Records |
"""
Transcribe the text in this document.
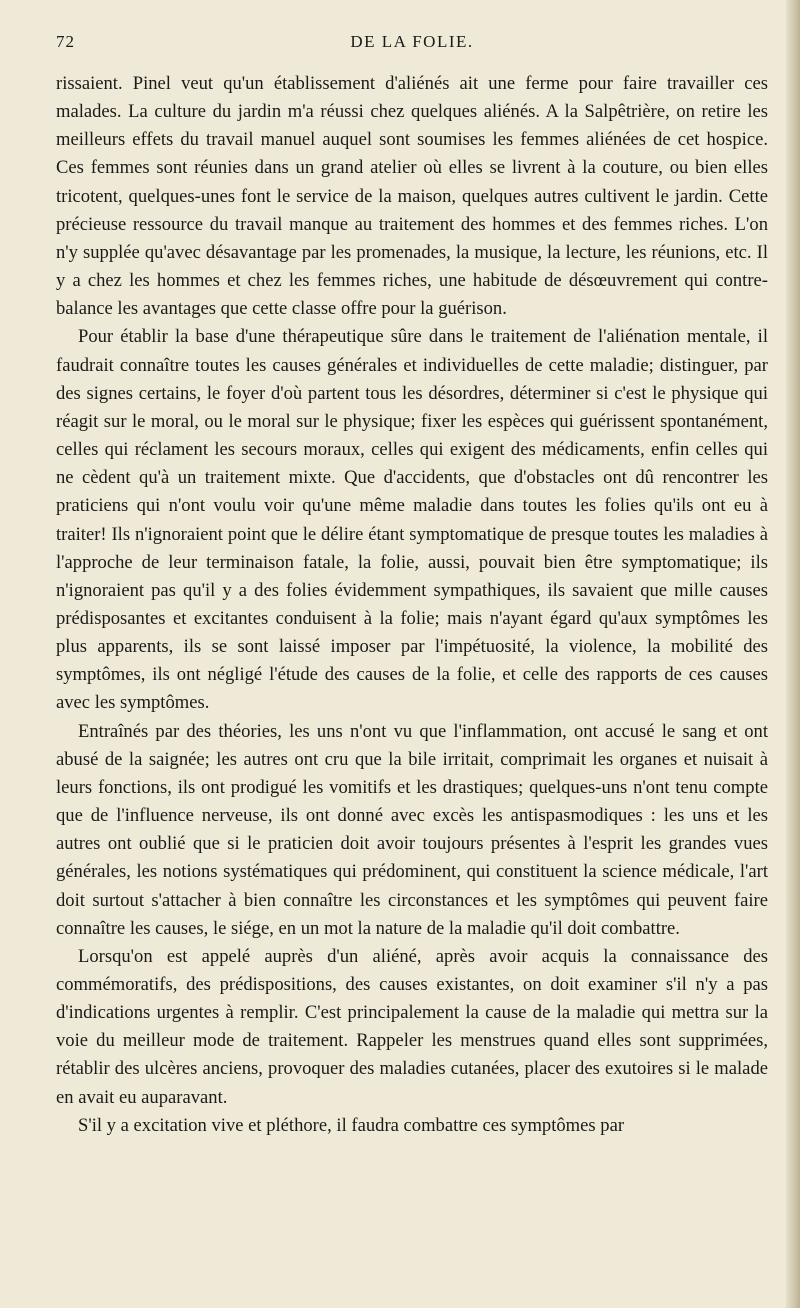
72	DE LA FOLIE.

rissaient. Pinel veut qu'un établissement d'aliénés ait une ferme pour faire travailler ces malades. La culture du jardin m'a réussi chez quelques aliénés. A la Salpêtrière, on retire les meilleurs effets du travail manuel auquel sont soumises les femmes aliénées de cet hospice. Ces femmes sont réunies dans un grand atelier où elles se livrent à la couture, ou bien elles tricotent, quelques-unes font le service de la maison, quelques autres cultivent le jardin. Cette précieuse ressource du travail manque au traitement des hommes et des femmes riches. L'on n'y supplée qu'avec désavantage par les promenades, la musique, la lecture, les réunions, etc. Il y a chez les hommes et chez les femmes riches, une habitude de désœuvrement qui contre-balance les avantages que cette classe offre pour la guérison.

Pour établir la base d'une thérapeutique sûre dans le traitement de l'aliénation mentale, il faudrait connaître toutes les causes générales et individuelles de cette maladie; distinguer, par des signes certains, le foyer d'où partent tous les désordres, déterminer si c'est le physique qui réagit sur le moral, ou le moral sur le physique; fixer les espèces qui guérissent spontanément, celles qui réclament les secours moraux, celles qui exigent des médicaments, enfin celles qui ne cèdent qu'à un traitement mixte. Que d'accidents, que d'obstacles ont dû rencontrer les praticiens qui n'ont voulu voir qu'une même maladie dans toutes les folies qu'ils ont eu à traiter! Ils n'ignoraient point que le délire étant symptomatique de presque toutes les maladies à l'approche de leur terminaison fatale, la folie, aussi, pouvait bien être symptomatique; ils n'ignoraient pas qu'il y a des folies évidemment sympathiques, ils savaient que mille causes prédisposantes et excitantes conduisent à la folie; mais n'ayant égard qu'aux symptômes les plus apparents, ils se sont laissé imposer par l'impétuosité, la violence, la mobilité des symptômes, ils ont négligé l'étude des causes de la folie, et celle des rapports de ces causes avec les symptômes.

Entraînés par des théories, les uns n'ont vu que l'inflammation, ont accusé le sang et ont abusé de la saignée; les autres ont cru que la bile irritait, comprimait les organes et nuisait à leurs fonctions, ils ont prodigué les vomitifs et les drastiques; quelques-uns n'ont tenu compte que de l'influence nerveuse, ils ont donné avec excès les antispasmodiques : les uns et les autres ont oublié que si le praticien doit avoir toujours présentes à l'esprit les grandes vues générales, les notions systématiques qui prédominent, qui constituent la science médicale, l'art doit surtout s'attacher à bien connaître les circonstances et les symptômes qui peuvent faire connaître les causes, le siége, en un mot la nature de la maladie qu'il doit combattre.

Lorsqu'on est appelé auprès d'un aliéné, après avoir acquis la connaissance des commémoratifs, des prédispositions, des causes existantes, on doit examiner s'il n'y a pas d'indications urgentes à remplir. C'est principalement la cause de la maladie qui mettra sur la voie du meilleur mode de traitement. Rappeler les menstrues quand elles sont supprimées, rétablir des ulcères anciens, provoquer des maladies cutanées, placer des exutoires si le malade en avait eu auparavant.

S'il y a excitation vive et pléthore, il faudra combattre ces symptômes par
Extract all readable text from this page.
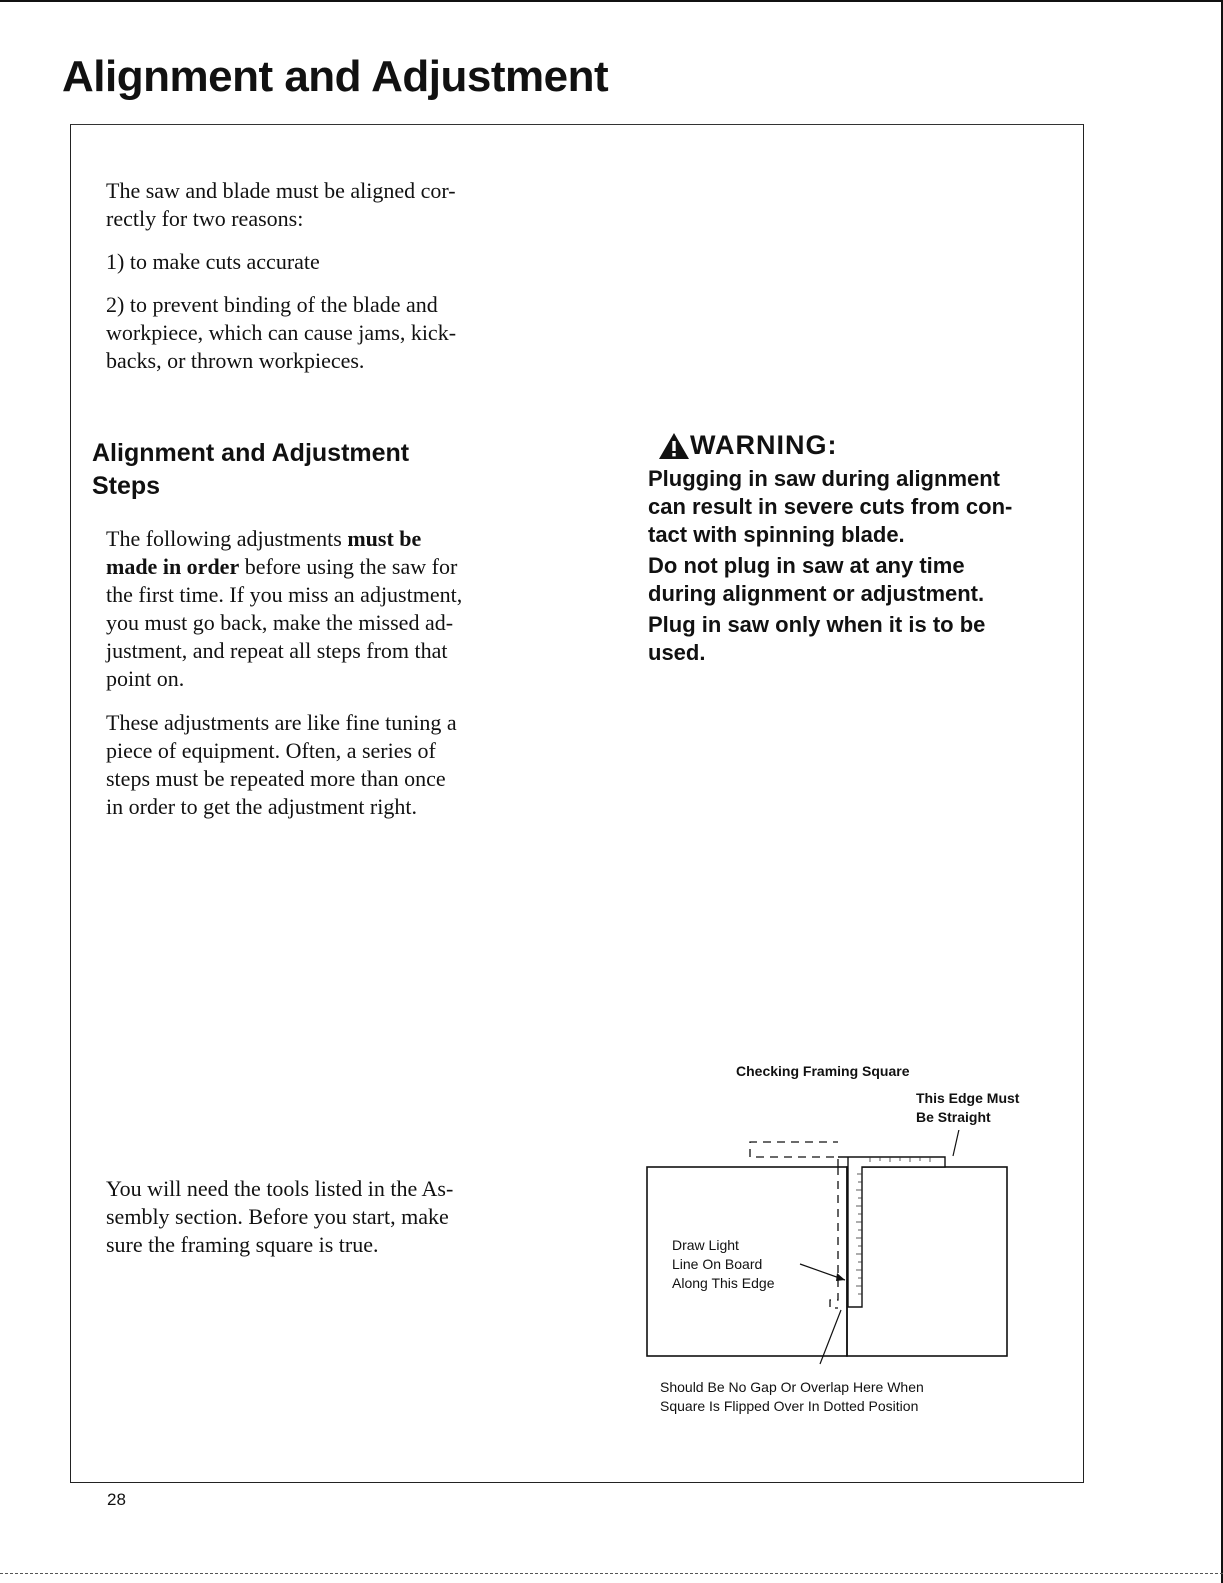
Alignment and Adjustment

The saw and blade must be aligned cor-

rectly for two reasons:

1) to make cuts accurate

2) to prevent binding of the blade and

workpiece, which can cause jams, kick-

backs, or thrown workpieces.

Alignment and Adjustment
Steps

The following adjustments must be

made in order before using the saw for

the first time. If you miss an adjustment,

you must go back, make the missed ad-

justment, and repeat all steps from that

point on.

These adjustments are like fine tuning a

piece of equipment. Often, a series of

steps must be repeated more than once

in order to get the adjustment right.

You will need the tools listed in the As-

sembly section. Before you start, make

sure the framing square is true.

WARNING:

Plugging in saw during alignment

can result in severe cuts from con-

tact with spinning blade.

Do not plug in saw at any time

during alignment or adjustment.

Plug in saw only when it is to be

used.

Checking Framing Square
This Edge Must
Be Straight
Draw Light
Line On Board
Along This Edge
Should Be No Gap Or Overlap Here When
Square Is Flipped Over In Dotted Position
28
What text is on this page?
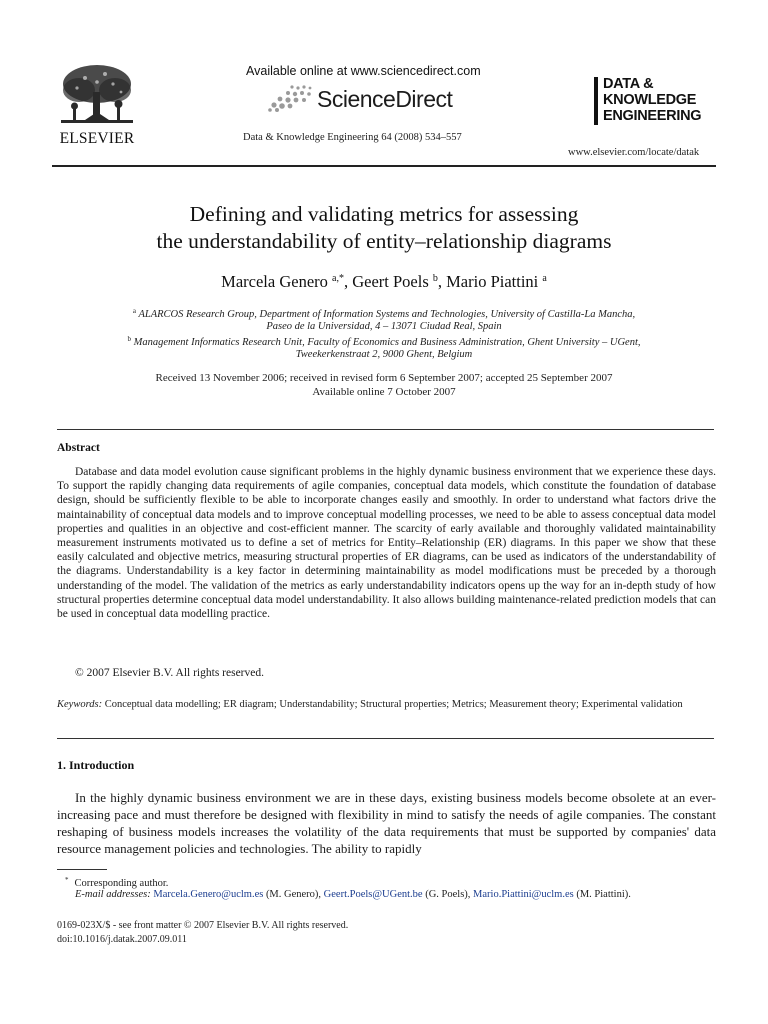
ELSEVIER
Available online at www.sciencedirect.com
ScienceDirect
Data & Knowledge Engineering 64 (2008) 534–557
DATA &
KNOWLEDGE
ENGINEERING
www.elsevier.com/locate/datak
Defining and validating metrics for assessing
the understandability of entity–relationship diagrams
Marcela Genero $^{a,*}$, Geert Poels $^b$, Mario Piattini $^a$
$^a$ ALARCOS Research Group, Department of Information Systems and Technologies, University of Castilla-La Mancha,
Paseo de la Universidad, 4 – 13071 Ciudad Real, Spain
$^b$ Management Informatics Research Unit, Faculty of Economics and Business Administration, Ghent University – UGent,
Tweekerkenstraat 2, 9000 Ghent, Belgium
Received 13 November 2006; received in revised form 6 September 2007; accepted 25 September 2007
Available online 7 October 2007
Abstract

Database and data model evolution cause significant problems in the highly dynamic business environment that we experience these days. To support the rapidly changing data requirements of agile companies, conceptual data models, which constitute the foundation of database design, should be sufficiently flexible to be able to incorporate changes easily and smoothly. In order to understand what factors drive the maintainability of conceptual data models and to improve conceptual modelling processes, we need to be able to assess conceptual data model properties and qualities in an objective and cost-efficient manner. The scarcity of early available and thoroughly validated maintainability measurement instruments motivated us to define a set of metrics for Entity–Relationship (ER) diagrams. In this paper we show that these easily calculated and objective metrics, measuring structural properties of ER diagrams, can be used as indicators of the understandability of the diagrams. Understandability is a key factor in determining maintainability as model modifications must be preceded by a thorough understanding of the model. The validation of the metrics as early understandability indicators opens up the way for an in-depth study of how structural properties determine conceptual data model understandability. It also allows building maintenance-related prediction models that can be used in conceptual data modelling practice.

© 2007 Elsevier B.V. All rights reserved.

Keywords: Conceptual data modelling; ER diagram; Understandability; Structural properties; Metrics; Measurement theory; Experimental validation

1. Introduction

In the highly dynamic business environment we are in these days, existing business models become obsolete at an ever-increasing pace and must therefore be designed with flexibility in mind to satisfy the needs of agile companies. The constant reshaping of business models increases the volatility of the data requirements that must be supported by companies' data resource management policies and technologies. The ability to rapidly

* Corresponding author.
E-mail addresses: Marcela.Genero@uclm.es (M. Genero), Geert.Poels@UGent.be (G. Poels), Mario.Piattini@uclm.es (M. Piattini).
0169-023X/$ - see front matter © 2007 Elsevier B.V. All rights reserved.
doi:10.1016/j.datak.2007.09.011
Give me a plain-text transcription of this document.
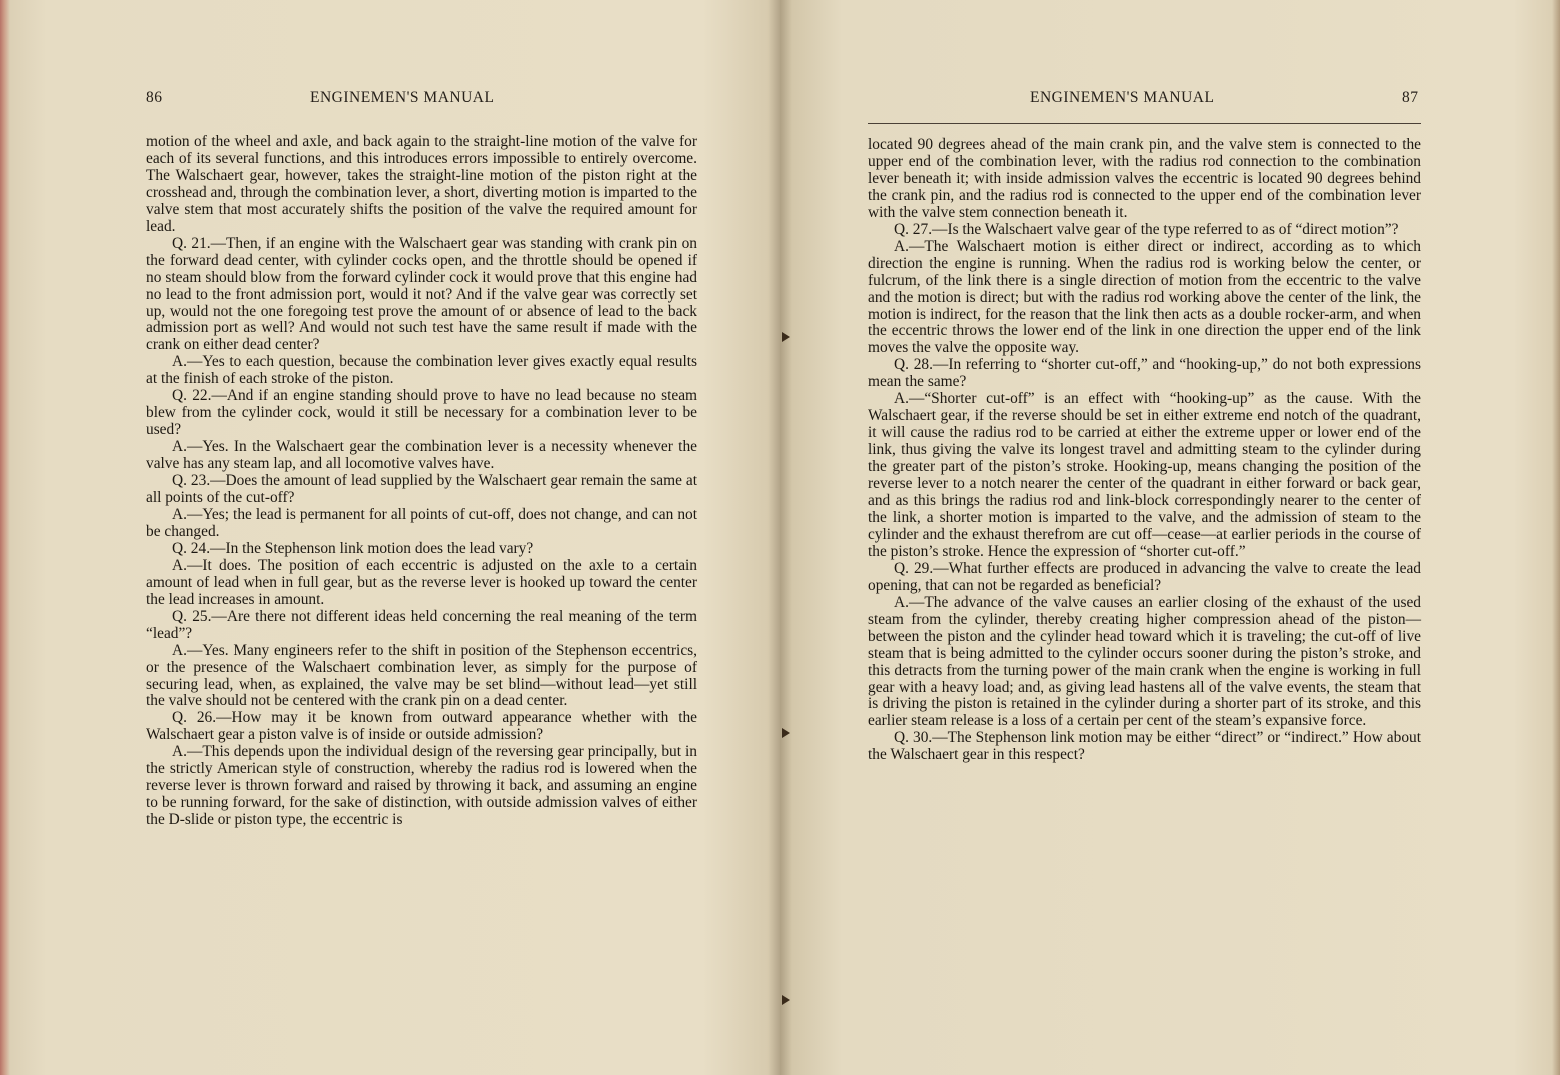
86	ENGINEMEN'S MANUAL

motion of the wheel and axle, and back again to the straight-line motion of the valve for each of its several functions, and this introduces errors impossible to entirely overcome. The Walschaert gear, however, takes the straight-line motion of the piston right at the crosshead and, through the combination lever, a short, diverting motion is imparted to the valve stem that most accurately shifts the position of the valve the required amount for lead.

Q. 21.—Then, if an engine with the Walschaert gear was standing with crank pin on the forward dead center, with cylinder cocks open, and the throttle should be opened if no steam should blow from the forward cylinder cock it would prove that this engine had no lead to the front admission port, would it not? And if the valve gear was correctly set up, would not the one foregoing test prove the amount of or absence of lead to the back admission port as well? And would not such test have the same result if made with the crank on either dead center?

A.—Yes to each question, because the combination lever gives exactly equal results at the finish of each stroke of the piston.

Q. 22.—And if an engine standing should prove to have no lead because no steam blew from the cylinder cock, would it still be necessary for a combination lever to be used?

A.—Yes. In the Walschaert gear the combination lever is a necessity whenever the valve has any steam lap, and all locomotive valves have.

Q. 23.—Does the amount of lead supplied by the Walschaert gear remain the same at all points of the cut-off?

A.—Yes; the lead is permanent for all points of cut-off, does not change, and can not be changed.

Q. 24.—In the Stephenson link motion does the lead vary?

A.—It does. The position of each eccentric is adjusted on the axle to a certain amount of lead when in full gear, but as the reverse lever is hooked up toward the center the lead increases in amount.

Q. 25.—Are there not different ideas held concerning the real meaning of the term “lead”?

A.—Yes. Many engineers refer to the shift in position of the Stephenson eccentrics, or the presence of the Walschaert combination lever, as simply for the purpose of securing lead, when, as explained, the valve may be set blind—without lead—yet still the valve should not be centered with the crank pin on a dead center.

Q. 26.—How may it be known from outward appearance whether with the Walschaert gear a piston valve is of inside or outside admission?

A.—This depends upon the individual design of the reversing gear principally, but in the strictly American style of construction, whereby the radius rod is lowered when the reverse lever is thrown forward and raised by throwing it back, and assuming an engine to be running forward, for the sake of distinction, with outside admission valves of either the D-slide or piston type, the eccentric is

ENGINEMEN'S MANUAL	87

located 90 degrees ahead of the main crank pin, and the valve stem is connected to the upper end of the combination lever, with the radius rod connection to the combination lever beneath it; with inside admission valves the eccentric is located 90 degrees behind the crank pin, and the radius rod is connected to the upper end of the combination lever with the valve stem connection beneath it.

Q. 27.—Is the Walschaert valve gear of the type referred to as of “direct motion”?

A.—The Walschaert motion is either direct or indirect, according as to which direction the engine is running. When the radius rod is working below the center, or fulcrum, of the link there is a single direction of motion from the eccentric to the valve and the motion is direct; but with the radius rod working above the center of the link, the motion is indirect, for the reason that the link then acts as a double rocker-arm, and when the eccentric throws the lower end of the link in one direction the upper end of the link moves the valve the opposite way.

Q. 28.—In referring to “shorter cut-off,” and “hooking-up,” do not both expressions mean the same?

A.—“Shorter cut-off” is an effect with “hooking-up” as the cause. With the Walschaert gear, if the reverse should be set in either extreme end notch of the quadrant, it will cause the radius rod to be carried at either the extreme upper or lower end of the link, thus giving the valve its longest travel and admitting steam to the cylinder during the greater part of the piston’s stroke. Hooking-up, means changing the position of the reverse lever to a notch nearer the center of the quadrant in either forward or back gear, and as this brings the radius rod and link-block correspondingly nearer to the center of the link, a shorter motion is imparted to the valve, and the admission of steam to the cylinder and the exhaust therefrom are cut off—cease—at earlier periods in the course of the piston’s stroke. Hence the expression of “shorter cut-off.”

Q. 29.—What further effects are produced in advancing the valve to create the lead opening, that can not be regarded as beneficial?

A.—The advance of the valve causes an earlier closing of the exhaust of the used steam from the cylinder, thereby creating higher compression ahead of the piston—between the piston and the cylinder head toward which it is traveling; the cut-off of live steam that is being admitted to the cylinder occurs sooner during the piston’s stroke, and this detracts from the turning power of the main crank when the engine is working in full gear with a heavy load; and, as giving lead hastens all of the valve events, the steam that is driving the piston is retained in the cylinder during a shorter part of its stroke, and this earlier steam release is a loss of a certain per cent of the steam’s expansive force.

Q. 30.—The Stephenson link motion may be either “direct” or “indirect.” How about the Walschaert gear in this respect?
"""
What you have to do |
Find the word "Poels" in the entries above and gather every line that holds it.

Written solution |
Marcela Genero $^{a,*}$, Geert Poels $^b$, Mario Piattini $^a$
E-mail addresses: Marcela.Genero@uclm.es (M. Genero), Geert.Poels@UGent.be (G. Poels), Mario.Piattini@uclm.es (M. Piattini).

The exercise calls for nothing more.